>> START Listed records

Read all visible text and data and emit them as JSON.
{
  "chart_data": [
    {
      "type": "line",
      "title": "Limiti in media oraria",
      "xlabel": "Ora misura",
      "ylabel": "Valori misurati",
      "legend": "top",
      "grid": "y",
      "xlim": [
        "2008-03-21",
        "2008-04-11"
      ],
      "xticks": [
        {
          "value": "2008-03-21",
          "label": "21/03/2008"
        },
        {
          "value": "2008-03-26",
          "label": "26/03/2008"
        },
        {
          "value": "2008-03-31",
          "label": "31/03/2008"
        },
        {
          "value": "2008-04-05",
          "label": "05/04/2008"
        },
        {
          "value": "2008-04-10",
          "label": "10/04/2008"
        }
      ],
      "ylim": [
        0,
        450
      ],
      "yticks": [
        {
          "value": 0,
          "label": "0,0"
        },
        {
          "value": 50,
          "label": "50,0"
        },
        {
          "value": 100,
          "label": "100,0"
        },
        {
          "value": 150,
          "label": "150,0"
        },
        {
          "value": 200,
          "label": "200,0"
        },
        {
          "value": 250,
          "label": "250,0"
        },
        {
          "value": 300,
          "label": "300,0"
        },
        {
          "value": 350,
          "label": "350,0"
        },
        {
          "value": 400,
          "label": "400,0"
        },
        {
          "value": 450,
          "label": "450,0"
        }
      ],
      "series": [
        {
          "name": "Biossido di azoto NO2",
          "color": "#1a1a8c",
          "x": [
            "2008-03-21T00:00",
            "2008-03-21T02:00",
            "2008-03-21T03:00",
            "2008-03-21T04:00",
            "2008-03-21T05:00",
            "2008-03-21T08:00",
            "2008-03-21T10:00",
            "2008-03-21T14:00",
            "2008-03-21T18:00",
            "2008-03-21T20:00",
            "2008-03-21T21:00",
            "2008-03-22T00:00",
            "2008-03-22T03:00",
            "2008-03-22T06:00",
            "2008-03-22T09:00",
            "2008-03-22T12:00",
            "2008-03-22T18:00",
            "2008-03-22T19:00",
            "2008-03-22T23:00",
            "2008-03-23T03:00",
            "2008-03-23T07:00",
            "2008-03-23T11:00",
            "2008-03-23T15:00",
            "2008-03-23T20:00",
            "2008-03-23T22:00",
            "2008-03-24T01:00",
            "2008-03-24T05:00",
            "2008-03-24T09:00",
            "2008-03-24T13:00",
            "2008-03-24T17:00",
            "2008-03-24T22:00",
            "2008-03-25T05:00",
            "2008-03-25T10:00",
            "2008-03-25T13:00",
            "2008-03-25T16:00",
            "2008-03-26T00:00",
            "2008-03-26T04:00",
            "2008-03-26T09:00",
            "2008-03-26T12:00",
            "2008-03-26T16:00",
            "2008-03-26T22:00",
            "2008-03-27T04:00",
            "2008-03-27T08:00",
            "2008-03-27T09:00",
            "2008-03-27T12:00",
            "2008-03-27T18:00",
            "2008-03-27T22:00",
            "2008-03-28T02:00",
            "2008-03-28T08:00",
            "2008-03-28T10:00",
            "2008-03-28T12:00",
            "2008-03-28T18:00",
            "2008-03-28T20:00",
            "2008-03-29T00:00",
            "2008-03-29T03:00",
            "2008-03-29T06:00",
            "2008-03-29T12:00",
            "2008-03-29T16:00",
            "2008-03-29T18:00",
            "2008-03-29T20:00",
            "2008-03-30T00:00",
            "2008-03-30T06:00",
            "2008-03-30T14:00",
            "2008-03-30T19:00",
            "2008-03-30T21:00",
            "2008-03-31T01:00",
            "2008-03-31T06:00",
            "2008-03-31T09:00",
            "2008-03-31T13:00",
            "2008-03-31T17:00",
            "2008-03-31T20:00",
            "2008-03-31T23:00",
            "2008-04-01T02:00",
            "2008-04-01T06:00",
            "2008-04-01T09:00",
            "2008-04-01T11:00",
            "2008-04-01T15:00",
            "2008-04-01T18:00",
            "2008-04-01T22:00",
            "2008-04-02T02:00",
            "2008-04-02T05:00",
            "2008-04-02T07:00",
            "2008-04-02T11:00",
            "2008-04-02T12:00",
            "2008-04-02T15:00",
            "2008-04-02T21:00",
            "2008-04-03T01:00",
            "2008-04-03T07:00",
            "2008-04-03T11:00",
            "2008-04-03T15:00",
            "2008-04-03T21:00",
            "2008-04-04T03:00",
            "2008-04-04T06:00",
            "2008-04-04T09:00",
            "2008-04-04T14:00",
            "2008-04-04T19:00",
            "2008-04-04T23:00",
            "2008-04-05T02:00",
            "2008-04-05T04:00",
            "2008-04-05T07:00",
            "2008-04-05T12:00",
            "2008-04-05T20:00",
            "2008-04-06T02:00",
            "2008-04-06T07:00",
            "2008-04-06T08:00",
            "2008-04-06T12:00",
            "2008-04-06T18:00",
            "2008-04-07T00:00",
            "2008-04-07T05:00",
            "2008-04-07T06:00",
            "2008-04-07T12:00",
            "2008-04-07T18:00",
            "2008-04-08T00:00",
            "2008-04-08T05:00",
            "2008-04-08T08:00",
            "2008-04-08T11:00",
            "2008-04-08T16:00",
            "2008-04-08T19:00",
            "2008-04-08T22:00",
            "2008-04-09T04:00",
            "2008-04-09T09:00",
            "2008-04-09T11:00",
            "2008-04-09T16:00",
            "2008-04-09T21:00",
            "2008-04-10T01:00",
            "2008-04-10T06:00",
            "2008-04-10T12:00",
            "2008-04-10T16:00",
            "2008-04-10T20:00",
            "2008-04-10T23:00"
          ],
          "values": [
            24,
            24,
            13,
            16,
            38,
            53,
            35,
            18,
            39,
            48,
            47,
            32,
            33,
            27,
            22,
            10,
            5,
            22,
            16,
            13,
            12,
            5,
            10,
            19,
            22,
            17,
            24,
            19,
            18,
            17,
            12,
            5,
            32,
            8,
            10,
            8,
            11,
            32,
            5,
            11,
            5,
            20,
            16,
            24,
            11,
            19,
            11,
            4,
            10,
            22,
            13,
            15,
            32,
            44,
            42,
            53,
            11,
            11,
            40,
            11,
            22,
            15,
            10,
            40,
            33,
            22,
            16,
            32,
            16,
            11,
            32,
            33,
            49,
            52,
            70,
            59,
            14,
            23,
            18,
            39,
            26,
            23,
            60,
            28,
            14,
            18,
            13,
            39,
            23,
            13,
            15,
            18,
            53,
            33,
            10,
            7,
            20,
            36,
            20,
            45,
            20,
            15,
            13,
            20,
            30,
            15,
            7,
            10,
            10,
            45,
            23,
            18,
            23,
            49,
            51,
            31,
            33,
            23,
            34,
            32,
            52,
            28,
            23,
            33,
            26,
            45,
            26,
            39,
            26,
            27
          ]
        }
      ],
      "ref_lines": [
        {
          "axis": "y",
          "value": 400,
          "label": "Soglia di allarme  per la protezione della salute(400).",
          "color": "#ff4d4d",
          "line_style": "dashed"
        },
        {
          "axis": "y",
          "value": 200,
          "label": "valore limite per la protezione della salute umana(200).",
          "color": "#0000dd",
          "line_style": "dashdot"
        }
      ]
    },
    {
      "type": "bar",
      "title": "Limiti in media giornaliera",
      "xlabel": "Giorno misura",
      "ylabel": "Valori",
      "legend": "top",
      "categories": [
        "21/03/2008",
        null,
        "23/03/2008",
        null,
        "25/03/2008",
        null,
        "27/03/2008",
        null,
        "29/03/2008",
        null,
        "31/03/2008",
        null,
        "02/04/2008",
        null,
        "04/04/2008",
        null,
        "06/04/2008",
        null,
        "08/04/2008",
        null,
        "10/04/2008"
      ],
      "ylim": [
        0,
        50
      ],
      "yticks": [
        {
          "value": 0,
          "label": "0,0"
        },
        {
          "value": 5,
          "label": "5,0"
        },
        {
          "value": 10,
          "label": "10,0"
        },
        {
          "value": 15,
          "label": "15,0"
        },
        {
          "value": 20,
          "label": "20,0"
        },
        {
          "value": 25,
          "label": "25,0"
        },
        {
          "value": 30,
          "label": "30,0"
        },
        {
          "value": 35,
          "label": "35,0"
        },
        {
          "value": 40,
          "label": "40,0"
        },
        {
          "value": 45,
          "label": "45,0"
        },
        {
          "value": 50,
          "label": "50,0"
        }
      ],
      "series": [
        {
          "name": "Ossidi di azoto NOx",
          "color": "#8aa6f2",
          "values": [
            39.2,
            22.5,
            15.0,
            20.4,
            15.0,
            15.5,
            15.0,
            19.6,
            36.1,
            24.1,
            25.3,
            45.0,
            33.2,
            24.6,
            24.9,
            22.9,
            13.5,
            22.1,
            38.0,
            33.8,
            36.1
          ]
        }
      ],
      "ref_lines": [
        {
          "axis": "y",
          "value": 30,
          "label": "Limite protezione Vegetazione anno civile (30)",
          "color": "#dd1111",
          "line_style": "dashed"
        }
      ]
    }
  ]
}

>> END Listed records

> What to work on
Gather all lines from the records above in which "Valori" appears.

> Written reply
      "ylabel": "Valori misurati",
      "ylabel": "Valori",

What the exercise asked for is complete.